The problem
Retype all of the data. Every line must match exactly.

[Stored data]
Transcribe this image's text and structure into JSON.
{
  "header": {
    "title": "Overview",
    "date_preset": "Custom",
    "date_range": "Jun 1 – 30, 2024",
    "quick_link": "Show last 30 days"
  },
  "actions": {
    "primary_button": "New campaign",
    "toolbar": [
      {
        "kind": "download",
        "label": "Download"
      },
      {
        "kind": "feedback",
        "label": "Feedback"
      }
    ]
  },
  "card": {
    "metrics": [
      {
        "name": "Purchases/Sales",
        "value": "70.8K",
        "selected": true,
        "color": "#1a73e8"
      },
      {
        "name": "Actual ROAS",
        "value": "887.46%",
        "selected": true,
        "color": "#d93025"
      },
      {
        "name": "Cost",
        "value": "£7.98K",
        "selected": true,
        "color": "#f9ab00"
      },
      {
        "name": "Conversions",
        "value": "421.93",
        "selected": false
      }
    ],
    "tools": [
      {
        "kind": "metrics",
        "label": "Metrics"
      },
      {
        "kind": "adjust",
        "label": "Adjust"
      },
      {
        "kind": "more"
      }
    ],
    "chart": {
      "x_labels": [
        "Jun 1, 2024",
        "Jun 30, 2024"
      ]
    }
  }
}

Answer to this problem
Transcribe this image's text and structure into JSON.
{
  "header": {
    "title": "Overview",
    "date_preset": "Custom",
    "date_range": "Jun 1 – 30, 2024",
    "quick_link": "Show last 30 days"
  },
  "actions": {
    "primary_button": "New campaign",
    "toolbar": [
      {
        "kind": "download",
        "label": "Download"
      },
      {
        "kind": "feedback",
        "label": "Feedback"
      }
    ]
  },
  "card": {
    "metrics": [
      {
        "name": "Purchases/Sales",
        "value": "70.8K",
        "selected": true,
        "color": "#1a73e8"
      },
      {
        "name": "Actual ROAS",
        "value": "887.46%",
        "selected": true,
        "color": "#d93025"
      },
      {
        "name": "Cost",
        "value": "£7.98K",
        "selected": true,
        "color": "#f9ab00"
      },
      {
        "name": "Conversions",
        "value": "421.93",
        "selected": false
      }
    ],
    "tools": [
      {
        "kind": "metrics",
        "label": "Metrics"
      },
      {
        "kind": "adjust",
        "label": "Adjust"
      },
      {
        "kind": "more"
      }
    ],
    "chart": {
      "x_labels": [
        "Jun 1, 2024",
        "Jun 30, 2024"
      ]
    }
  }
}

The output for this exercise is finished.